### GIVEN REQUEST
Extract each line holding the word "pouvez" from the entries.

### EXCERPTED DATA
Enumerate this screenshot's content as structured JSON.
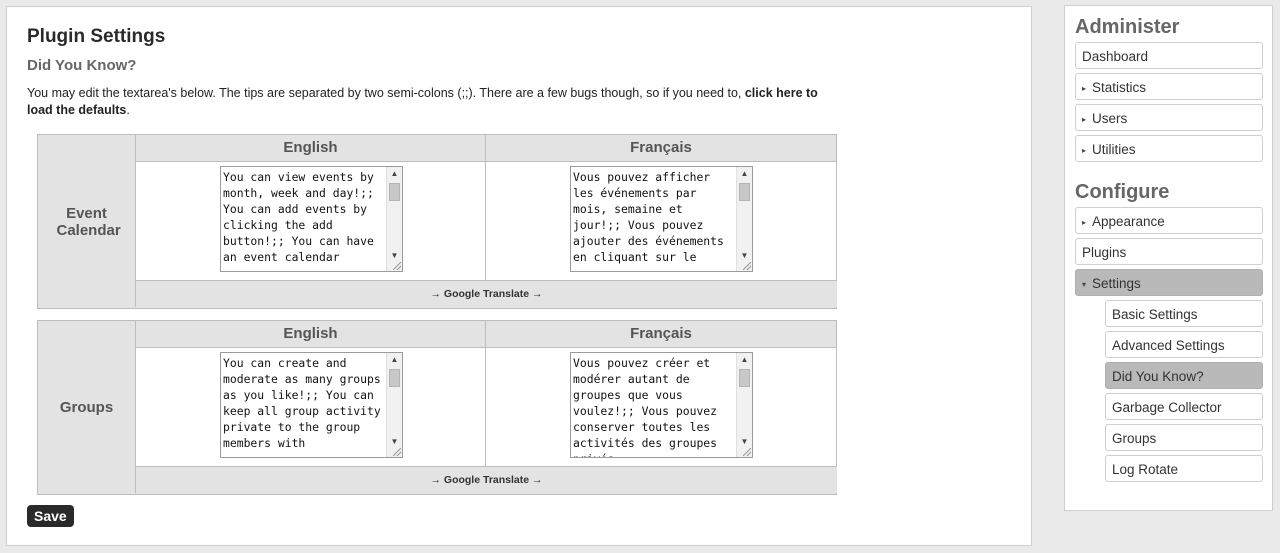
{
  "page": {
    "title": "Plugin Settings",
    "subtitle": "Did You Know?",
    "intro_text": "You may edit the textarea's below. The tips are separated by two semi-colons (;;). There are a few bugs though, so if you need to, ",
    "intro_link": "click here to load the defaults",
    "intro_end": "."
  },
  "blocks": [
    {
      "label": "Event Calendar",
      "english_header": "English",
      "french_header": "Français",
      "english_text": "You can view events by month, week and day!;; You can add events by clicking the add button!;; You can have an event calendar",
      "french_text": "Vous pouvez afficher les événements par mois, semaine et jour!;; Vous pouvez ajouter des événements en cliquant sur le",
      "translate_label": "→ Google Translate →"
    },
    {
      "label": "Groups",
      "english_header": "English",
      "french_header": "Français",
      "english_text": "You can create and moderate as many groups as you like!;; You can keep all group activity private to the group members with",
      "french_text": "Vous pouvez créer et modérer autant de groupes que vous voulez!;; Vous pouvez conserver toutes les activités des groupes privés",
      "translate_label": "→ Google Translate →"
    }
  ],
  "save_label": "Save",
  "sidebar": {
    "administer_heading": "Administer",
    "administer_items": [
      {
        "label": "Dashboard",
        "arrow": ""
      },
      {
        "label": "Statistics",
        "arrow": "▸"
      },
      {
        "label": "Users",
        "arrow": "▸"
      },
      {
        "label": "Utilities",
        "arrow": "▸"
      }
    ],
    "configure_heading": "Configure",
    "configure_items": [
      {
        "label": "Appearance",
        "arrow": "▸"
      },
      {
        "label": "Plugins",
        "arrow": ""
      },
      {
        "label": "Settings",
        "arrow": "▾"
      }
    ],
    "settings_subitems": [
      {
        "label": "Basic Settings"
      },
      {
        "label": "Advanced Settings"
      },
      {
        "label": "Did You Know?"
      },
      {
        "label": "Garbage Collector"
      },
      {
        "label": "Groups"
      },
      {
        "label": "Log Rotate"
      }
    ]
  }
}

==

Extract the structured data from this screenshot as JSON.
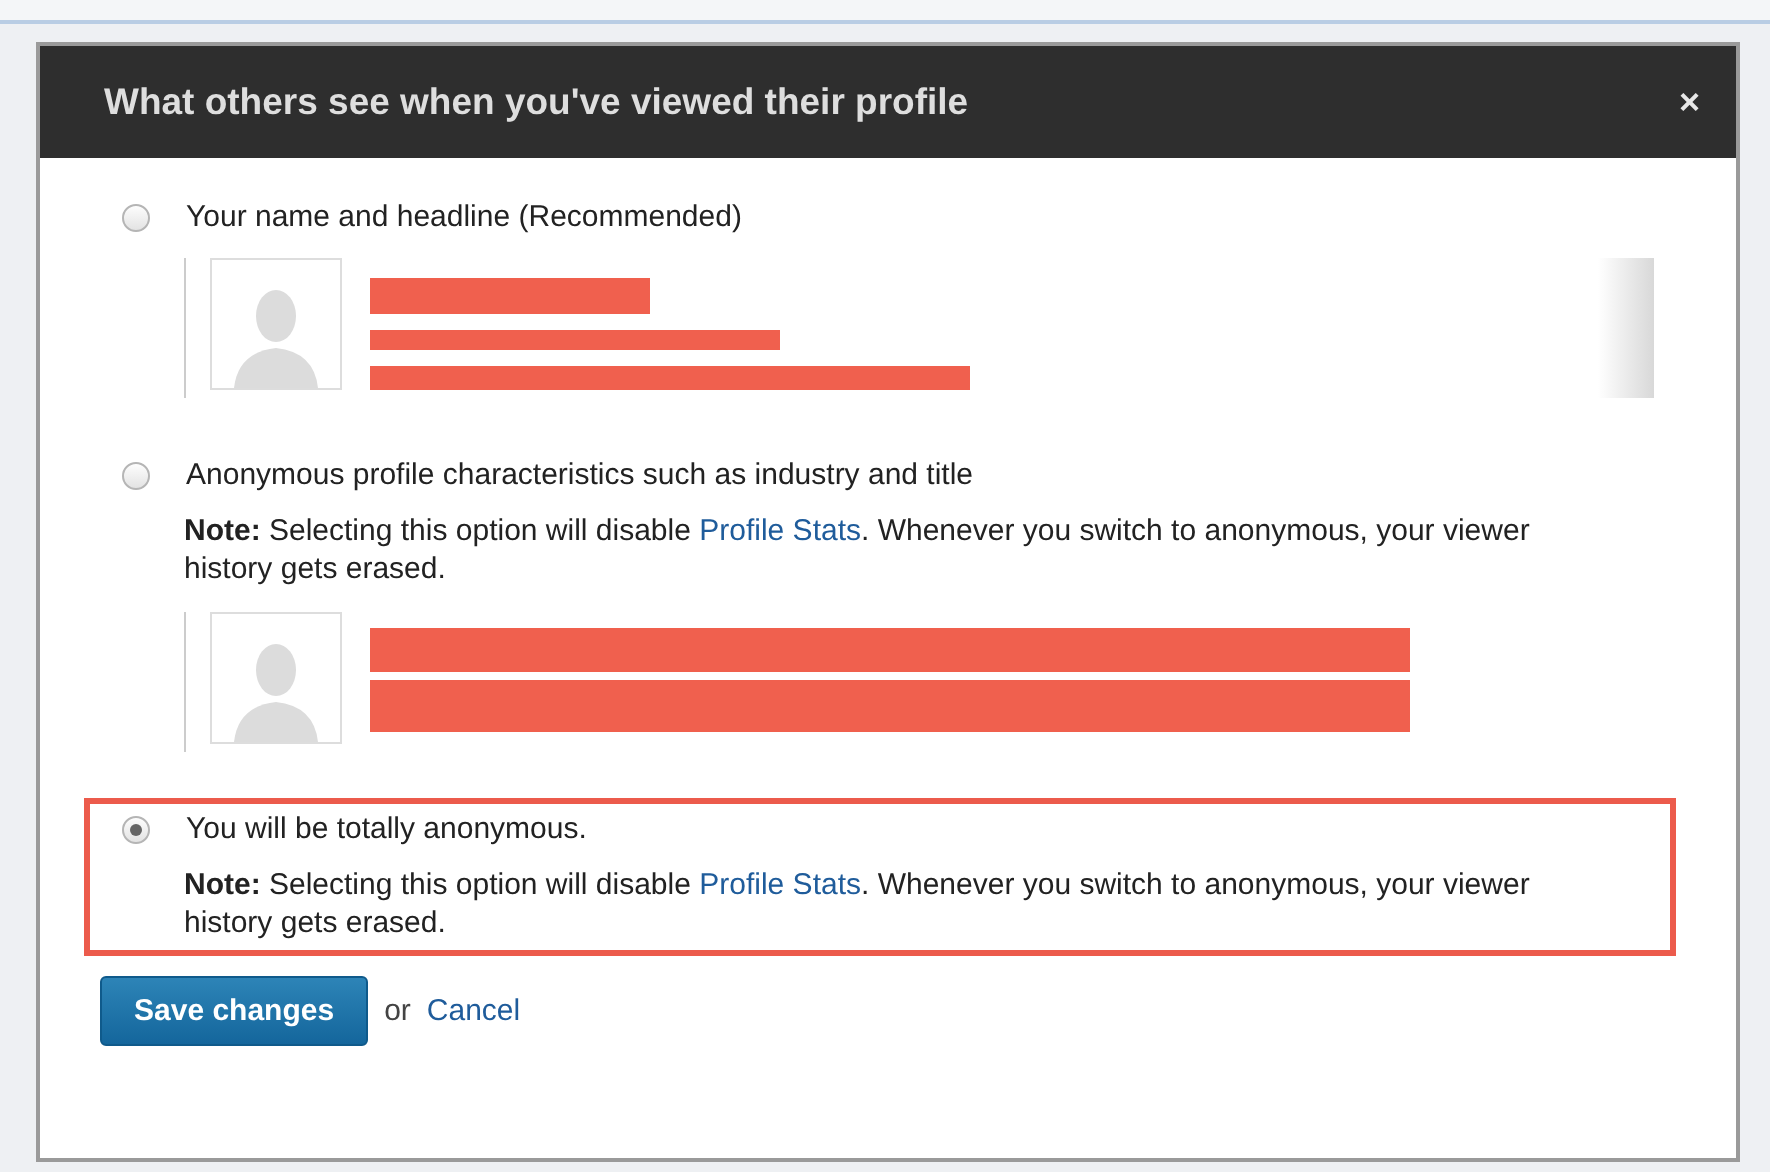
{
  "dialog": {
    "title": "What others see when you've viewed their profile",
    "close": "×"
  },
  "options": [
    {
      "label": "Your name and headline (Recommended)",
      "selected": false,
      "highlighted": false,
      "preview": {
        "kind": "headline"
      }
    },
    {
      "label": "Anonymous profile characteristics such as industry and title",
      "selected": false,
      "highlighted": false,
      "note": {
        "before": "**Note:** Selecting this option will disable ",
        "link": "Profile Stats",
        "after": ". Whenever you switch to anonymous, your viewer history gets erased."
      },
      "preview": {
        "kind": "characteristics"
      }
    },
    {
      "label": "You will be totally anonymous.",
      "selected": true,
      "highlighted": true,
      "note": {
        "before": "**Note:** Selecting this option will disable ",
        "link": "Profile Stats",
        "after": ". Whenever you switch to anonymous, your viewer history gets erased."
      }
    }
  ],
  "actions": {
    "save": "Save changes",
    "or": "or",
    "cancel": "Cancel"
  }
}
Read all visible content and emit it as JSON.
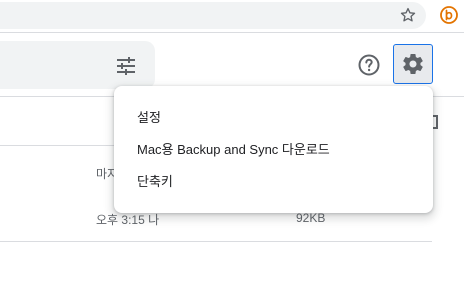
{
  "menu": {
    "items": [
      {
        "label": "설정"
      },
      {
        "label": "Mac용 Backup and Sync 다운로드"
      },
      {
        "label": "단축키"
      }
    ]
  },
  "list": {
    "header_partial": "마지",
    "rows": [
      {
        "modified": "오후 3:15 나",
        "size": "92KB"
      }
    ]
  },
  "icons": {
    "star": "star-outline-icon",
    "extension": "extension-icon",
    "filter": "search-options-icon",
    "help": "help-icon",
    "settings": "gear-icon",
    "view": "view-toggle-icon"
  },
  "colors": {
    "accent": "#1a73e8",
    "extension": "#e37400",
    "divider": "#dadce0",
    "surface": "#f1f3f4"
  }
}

### COMPLETE RESPONSE
      "french_text": "Vous pouvez afficher les événements par mois, semaine et jour!;; Vous pouvez ajouter des événements en cliquant sur le",
      "french_text": "Vous pouvez créer et modérer autant de groupes que vous voulez!;; Vous pouvez conserver toutes les activités des groupes privés",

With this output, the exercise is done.